Stored data entries:
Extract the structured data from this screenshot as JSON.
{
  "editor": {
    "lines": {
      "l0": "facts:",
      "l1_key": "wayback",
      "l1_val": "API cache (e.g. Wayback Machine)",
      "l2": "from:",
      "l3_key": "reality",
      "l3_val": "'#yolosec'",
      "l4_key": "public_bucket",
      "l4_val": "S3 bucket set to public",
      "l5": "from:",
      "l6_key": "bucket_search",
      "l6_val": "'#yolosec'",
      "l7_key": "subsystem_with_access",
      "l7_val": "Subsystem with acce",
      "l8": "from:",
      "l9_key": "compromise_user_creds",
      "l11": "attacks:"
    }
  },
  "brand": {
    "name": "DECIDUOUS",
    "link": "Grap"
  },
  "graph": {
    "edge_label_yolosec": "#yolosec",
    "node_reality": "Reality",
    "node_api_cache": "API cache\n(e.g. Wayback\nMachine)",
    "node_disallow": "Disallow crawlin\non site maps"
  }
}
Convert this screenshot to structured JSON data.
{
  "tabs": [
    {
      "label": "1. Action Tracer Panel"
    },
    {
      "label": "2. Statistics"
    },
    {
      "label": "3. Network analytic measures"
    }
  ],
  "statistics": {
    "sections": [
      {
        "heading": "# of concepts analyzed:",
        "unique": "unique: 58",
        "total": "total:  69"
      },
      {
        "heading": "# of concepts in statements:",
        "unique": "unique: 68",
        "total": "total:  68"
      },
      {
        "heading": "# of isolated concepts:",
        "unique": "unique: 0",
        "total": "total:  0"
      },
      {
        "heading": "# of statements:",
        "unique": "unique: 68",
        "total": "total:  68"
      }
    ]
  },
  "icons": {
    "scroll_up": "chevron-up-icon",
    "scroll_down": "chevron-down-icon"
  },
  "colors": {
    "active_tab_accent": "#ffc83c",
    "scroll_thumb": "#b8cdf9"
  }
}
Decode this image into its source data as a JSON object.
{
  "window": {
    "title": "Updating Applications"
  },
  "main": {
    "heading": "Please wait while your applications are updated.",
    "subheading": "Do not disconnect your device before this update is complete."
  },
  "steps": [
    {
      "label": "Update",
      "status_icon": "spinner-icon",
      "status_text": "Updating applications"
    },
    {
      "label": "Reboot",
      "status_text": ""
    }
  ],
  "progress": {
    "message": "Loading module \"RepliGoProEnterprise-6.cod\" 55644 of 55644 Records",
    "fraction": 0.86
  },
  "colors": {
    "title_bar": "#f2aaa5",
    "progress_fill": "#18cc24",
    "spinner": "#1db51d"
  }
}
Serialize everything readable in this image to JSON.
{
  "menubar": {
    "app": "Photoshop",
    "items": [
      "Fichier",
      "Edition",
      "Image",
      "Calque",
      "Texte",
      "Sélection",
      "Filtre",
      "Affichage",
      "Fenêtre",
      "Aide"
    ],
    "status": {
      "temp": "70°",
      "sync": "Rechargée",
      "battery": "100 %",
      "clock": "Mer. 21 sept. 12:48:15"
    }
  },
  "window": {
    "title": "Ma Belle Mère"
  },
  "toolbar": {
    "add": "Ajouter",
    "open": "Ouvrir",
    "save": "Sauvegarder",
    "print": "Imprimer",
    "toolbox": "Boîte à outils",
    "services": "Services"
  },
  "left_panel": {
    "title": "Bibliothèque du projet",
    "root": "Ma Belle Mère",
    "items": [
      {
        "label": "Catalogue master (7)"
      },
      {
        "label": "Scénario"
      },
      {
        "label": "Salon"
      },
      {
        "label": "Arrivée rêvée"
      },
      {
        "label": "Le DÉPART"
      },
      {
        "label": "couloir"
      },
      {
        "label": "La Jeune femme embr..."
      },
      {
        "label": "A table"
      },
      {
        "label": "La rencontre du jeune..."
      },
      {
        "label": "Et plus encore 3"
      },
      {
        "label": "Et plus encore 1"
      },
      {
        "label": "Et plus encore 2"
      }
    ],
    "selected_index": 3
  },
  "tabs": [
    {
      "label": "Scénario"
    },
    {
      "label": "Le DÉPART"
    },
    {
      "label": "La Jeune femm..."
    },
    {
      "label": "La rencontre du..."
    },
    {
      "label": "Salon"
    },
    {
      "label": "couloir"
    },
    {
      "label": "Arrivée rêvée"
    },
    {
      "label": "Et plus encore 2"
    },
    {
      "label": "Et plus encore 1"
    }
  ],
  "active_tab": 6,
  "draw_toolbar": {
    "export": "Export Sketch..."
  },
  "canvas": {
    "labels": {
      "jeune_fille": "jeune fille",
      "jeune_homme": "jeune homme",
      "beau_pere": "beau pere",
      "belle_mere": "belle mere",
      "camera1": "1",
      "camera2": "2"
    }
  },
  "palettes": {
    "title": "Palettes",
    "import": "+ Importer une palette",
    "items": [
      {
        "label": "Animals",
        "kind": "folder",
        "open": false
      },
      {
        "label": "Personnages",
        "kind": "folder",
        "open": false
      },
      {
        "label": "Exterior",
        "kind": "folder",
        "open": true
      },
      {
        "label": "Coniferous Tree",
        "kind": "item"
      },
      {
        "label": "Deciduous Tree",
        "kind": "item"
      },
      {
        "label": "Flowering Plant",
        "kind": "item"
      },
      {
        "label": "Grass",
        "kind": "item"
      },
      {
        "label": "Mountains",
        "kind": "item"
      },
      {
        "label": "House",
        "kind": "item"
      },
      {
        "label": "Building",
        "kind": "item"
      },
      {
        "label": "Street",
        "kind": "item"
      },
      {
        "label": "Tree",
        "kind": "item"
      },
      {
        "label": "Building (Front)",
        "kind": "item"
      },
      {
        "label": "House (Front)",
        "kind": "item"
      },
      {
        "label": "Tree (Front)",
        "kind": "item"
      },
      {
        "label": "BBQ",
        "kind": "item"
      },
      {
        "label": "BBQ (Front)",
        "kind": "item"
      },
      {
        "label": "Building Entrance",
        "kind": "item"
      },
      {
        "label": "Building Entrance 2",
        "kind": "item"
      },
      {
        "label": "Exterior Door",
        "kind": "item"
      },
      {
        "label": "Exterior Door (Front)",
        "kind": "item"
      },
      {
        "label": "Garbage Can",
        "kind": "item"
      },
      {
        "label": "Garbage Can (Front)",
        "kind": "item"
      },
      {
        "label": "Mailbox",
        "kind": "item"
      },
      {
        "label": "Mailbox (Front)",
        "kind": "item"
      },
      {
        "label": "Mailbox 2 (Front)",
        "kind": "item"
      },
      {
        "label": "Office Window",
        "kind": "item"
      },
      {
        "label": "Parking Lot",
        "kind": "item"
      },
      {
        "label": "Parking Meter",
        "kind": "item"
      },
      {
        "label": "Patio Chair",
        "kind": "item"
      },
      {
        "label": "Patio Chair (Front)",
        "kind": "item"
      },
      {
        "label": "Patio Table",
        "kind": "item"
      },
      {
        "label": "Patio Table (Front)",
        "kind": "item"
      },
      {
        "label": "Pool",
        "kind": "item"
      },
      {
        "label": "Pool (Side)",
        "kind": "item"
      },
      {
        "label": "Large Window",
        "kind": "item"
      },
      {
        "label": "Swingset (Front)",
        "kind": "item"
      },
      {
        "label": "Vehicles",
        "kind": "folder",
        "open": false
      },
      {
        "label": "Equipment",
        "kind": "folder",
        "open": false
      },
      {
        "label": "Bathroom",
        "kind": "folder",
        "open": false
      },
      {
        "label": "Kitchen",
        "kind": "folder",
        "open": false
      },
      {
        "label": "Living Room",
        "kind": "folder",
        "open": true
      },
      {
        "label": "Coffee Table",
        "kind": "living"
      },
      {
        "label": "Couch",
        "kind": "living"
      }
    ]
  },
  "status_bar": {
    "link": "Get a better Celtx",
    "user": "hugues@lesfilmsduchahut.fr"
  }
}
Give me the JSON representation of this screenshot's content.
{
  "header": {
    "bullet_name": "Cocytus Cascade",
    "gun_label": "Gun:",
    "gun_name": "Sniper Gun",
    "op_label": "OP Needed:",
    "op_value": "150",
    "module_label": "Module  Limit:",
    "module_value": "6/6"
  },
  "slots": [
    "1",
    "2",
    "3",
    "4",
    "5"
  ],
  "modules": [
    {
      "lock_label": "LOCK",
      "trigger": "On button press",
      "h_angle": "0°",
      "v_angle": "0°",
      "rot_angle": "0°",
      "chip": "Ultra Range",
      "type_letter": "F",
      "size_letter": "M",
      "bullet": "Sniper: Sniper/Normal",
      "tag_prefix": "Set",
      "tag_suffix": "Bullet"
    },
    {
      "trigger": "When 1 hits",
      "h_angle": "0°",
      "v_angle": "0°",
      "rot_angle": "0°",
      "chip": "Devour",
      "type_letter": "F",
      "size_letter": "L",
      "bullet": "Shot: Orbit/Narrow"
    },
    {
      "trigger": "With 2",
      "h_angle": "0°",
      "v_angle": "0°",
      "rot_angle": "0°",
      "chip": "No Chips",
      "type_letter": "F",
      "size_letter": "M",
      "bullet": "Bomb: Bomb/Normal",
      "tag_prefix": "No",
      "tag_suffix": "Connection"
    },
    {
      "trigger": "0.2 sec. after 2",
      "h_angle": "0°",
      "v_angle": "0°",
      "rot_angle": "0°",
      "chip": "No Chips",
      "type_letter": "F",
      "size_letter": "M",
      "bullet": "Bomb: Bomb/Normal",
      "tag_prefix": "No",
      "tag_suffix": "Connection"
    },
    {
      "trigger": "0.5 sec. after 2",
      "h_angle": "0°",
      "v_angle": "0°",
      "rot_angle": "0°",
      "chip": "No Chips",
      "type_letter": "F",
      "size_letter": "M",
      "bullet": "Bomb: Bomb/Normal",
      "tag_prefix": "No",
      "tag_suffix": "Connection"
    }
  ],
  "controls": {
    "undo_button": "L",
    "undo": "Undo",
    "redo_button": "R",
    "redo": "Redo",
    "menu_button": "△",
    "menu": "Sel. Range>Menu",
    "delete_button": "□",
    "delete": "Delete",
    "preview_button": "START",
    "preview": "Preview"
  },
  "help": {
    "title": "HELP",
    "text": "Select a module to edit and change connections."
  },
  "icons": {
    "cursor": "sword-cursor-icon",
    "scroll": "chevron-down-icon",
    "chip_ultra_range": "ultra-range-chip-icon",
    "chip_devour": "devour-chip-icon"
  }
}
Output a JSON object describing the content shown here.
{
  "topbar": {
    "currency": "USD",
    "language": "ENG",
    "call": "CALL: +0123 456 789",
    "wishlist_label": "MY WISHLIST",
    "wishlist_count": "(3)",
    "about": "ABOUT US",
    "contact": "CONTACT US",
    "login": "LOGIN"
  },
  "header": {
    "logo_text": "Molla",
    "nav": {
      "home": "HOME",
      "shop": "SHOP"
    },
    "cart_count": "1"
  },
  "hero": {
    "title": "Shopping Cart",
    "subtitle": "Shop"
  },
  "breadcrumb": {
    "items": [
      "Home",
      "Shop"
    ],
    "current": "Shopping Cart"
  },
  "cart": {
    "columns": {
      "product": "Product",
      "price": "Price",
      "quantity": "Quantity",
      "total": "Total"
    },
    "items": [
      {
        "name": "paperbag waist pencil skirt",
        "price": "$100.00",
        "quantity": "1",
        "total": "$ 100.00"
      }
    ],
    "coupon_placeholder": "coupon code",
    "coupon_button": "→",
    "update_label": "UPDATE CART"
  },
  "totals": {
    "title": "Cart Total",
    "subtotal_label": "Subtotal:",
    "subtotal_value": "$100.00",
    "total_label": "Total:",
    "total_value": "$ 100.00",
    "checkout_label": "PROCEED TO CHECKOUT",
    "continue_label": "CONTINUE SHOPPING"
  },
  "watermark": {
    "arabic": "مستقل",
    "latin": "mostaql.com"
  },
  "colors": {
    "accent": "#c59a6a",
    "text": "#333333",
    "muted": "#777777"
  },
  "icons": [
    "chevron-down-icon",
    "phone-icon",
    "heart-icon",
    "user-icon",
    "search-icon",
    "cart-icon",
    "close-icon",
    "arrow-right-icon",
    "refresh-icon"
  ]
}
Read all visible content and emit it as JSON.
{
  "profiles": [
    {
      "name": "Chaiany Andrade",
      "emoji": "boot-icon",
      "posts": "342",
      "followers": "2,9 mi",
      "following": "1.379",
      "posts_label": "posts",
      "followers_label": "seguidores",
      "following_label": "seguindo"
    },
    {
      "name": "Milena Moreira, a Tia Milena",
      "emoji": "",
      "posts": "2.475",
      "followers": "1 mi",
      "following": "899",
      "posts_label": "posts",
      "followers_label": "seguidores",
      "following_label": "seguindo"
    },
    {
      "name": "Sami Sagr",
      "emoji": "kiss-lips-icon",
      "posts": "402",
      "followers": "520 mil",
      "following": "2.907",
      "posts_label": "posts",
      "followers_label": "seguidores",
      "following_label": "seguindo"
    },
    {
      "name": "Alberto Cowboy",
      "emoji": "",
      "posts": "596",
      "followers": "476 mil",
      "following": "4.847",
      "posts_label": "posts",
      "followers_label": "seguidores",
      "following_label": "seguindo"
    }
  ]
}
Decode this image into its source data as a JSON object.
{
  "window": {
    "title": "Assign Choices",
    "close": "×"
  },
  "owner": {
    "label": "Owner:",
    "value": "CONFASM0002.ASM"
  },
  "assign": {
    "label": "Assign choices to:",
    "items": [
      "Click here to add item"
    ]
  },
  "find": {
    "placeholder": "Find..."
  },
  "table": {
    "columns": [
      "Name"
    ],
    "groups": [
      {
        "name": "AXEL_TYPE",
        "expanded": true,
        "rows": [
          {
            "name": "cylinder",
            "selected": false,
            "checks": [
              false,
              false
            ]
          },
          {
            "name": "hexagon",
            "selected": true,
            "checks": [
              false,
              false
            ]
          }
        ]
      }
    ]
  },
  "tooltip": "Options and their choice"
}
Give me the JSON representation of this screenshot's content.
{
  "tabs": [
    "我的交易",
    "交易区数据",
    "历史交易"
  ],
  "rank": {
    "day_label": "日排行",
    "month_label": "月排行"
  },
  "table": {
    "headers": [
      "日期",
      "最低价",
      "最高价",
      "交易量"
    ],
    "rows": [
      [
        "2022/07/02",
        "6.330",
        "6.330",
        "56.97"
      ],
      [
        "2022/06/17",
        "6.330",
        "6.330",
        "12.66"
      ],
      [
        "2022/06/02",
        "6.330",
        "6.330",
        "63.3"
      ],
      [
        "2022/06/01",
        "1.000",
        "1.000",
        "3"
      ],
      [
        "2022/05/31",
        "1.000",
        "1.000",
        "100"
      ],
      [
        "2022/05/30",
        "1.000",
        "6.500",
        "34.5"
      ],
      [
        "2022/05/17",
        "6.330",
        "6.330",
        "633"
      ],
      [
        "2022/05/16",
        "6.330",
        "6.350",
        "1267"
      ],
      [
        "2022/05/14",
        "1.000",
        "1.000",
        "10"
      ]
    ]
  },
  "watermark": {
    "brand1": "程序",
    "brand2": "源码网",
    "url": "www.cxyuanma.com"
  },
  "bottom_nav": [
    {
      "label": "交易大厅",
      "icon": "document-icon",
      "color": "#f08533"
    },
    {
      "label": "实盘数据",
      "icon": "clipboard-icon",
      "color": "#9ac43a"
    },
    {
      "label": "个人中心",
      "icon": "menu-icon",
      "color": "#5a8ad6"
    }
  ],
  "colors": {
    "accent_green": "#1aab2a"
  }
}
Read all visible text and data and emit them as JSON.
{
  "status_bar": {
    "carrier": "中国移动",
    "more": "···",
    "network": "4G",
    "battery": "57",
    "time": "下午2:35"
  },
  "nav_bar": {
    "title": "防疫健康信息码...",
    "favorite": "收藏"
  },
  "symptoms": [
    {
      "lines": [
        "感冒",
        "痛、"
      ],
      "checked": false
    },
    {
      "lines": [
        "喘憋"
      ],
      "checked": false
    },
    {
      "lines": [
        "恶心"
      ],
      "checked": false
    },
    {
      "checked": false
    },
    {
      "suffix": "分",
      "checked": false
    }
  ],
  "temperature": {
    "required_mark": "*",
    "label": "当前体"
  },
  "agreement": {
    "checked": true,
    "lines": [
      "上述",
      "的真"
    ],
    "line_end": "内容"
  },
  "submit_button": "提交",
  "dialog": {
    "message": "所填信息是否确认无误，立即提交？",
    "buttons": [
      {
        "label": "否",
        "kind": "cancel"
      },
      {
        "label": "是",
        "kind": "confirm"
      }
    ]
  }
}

**Task details:** Return the number of lines that include the word "trigger", and nothing else.

**Problem solution:** 5